» **Stated problem**
Retype every entry word for word.

[Stored data]

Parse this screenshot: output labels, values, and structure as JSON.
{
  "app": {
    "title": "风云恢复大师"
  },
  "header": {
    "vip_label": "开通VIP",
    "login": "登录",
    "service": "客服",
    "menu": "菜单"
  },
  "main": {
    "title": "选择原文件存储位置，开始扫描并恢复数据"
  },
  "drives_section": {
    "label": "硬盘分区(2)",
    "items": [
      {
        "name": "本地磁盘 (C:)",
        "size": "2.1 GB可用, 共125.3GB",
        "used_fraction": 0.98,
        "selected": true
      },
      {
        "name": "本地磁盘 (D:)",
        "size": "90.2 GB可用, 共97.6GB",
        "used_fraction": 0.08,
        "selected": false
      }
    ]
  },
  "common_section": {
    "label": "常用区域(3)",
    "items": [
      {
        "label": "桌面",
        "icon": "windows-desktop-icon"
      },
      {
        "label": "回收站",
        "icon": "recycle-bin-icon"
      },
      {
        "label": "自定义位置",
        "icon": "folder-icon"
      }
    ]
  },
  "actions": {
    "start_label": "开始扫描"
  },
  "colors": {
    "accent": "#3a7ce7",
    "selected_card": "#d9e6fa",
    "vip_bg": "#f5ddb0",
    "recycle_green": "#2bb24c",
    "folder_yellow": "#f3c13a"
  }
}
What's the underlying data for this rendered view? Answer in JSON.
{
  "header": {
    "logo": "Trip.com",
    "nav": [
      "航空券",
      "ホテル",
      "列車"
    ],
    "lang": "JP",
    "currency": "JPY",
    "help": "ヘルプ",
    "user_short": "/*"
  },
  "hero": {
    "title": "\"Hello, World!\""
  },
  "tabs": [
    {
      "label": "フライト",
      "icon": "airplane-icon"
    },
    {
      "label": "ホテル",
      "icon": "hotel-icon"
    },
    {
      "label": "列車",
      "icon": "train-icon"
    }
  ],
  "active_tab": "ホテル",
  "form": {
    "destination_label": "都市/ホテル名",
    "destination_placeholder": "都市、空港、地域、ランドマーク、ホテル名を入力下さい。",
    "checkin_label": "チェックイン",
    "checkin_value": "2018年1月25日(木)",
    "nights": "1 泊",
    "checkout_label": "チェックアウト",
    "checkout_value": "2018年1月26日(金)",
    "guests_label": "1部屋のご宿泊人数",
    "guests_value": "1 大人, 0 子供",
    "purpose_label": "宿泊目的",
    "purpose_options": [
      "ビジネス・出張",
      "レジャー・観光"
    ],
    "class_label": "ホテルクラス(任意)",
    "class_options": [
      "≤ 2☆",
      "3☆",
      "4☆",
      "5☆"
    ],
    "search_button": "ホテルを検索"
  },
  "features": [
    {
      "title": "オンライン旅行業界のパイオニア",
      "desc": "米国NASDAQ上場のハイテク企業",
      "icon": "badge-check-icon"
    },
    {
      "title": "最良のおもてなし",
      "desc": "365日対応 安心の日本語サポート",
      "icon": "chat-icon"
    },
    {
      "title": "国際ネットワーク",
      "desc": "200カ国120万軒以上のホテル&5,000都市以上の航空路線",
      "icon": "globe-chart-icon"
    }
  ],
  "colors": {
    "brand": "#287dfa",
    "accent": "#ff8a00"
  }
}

» **Exercise solution**
Parse this screenshot: output labels, values, and structure as JSON.
{
  "app": {
    "title": "风云恢复大师"
  },
  "header": {
    "vip_label": "开通VIP",
    "login": "登录",
    "service": "客服",
    "menu": "菜单"
  },
  "main": {
    "title": "选择原文件存储位置，开始扫描并恢复数据"
  },
  "drives_section": {
    "label": "硬盘分区(2)",
    "items": [
      {
        "name": "本地磁盘 (C:)",
        "size": "2.1 GB可用, 共125.3GB",
        "used_fraction": 0.98,
        "selected": true
      },
      {
        "name": "本地磁盘 (D:)",
        "size": "90.2 GB可用, 共97.6GB",
        "used_fraction": 0.08,
        "selected": false
      }
    ]
  },
  "common_section": {
    "label": "常用区域(3)",
    "items": [
      {
        "label": "桌面",
        "icon": "windows-desktop-icon"
      },
      {
        "label": "回收站",
        "icon": "recycle-bin-icon"
      },
      {
        "label": "自定义位置",
        "icon": "folder-icon"
      }
    ]
  },
  "actions": {
    "start_label": "开始扫描"
  },
  "colors": {
    "accent": "#3a7ce7",
    "selected_card": "#d9e6fa",
    "vip_bg": "#f5ddb0",
    "recycle_green": "#2bb24c",
    "folder_yellow": "#f3c13a"
  }
}
What's the underlying data for this rendered view? Answer in JSON.
{
  "header": {
    "logo": "Trip.com",
    "nav": [
      "航空券",
      "ホテル",
      "列車"
    ],
    "lang": "JP",
    "currency": "JPY",
    "help": "ヘルプ",
    "user_short": "/*"
  },
  "hero": {
    "title": "\"Hello, World!\""
  },
  "tabs": [
    {
      "label": "フライト",
      "icon": "airplane-icon"
    },
    {
      "label": "ホテル",
      "icon": "hotel-icon"
    },
    {
      "label": "列車",
      "icon": "train-icon"
    }
  ],
  "active_tab": "ホテル",
  "form": {
    "destination_label": "都市/ホテル名",
    "destination_placeholder": "都市、空港、地域、ランドマーク、ホテル名を入力下さい。",
    "checkin_label": "チェックイン",
    "checkin_value": "2018年1月25日(木)",
    "nights": "1 泊",
    "checkout_label": "チェックアウト",
    "checkout_value": "2018年1月26日(金)",
    "guests_label": "1部屋のご宿泊人数",
    "guests_value": "1 大人, 0 子供",
    "purpose_label": "宿泊目的",
    "purpose_options": [
      "ビジネス・出張",
      "レジャー・観光"
    ],
    "class_label": "ホテルクラス(任意)",
    "class_options": [
      "≤ 2☆",
      "3☆",
      "4☆",
      "5☆"
    ],
    "search_button": "ホテルを検索"
  },
  "features": [
    {
      "title": "オンライン旅行業界のパイオニア",
      "desc": "米国NASDAQ上場のハイテク企業",
      "icon": "badge-check-icon"
    },
    {
      "title": "最良のおもてなし",
      "desc": "365日対応 安心の日本語サポート",
      "icon": "chat-icon"
    },
    {
      "title": "国際ネットワーク",
      "desc": "200カ国120万軒以上のホテル&5,000都市以上の航空路線",
      "icon": "globe-chart-icon"
    }
  ],
  "colors": {
    "brand": "#287dfa",
    "accent": "#ff8a00"
  }
}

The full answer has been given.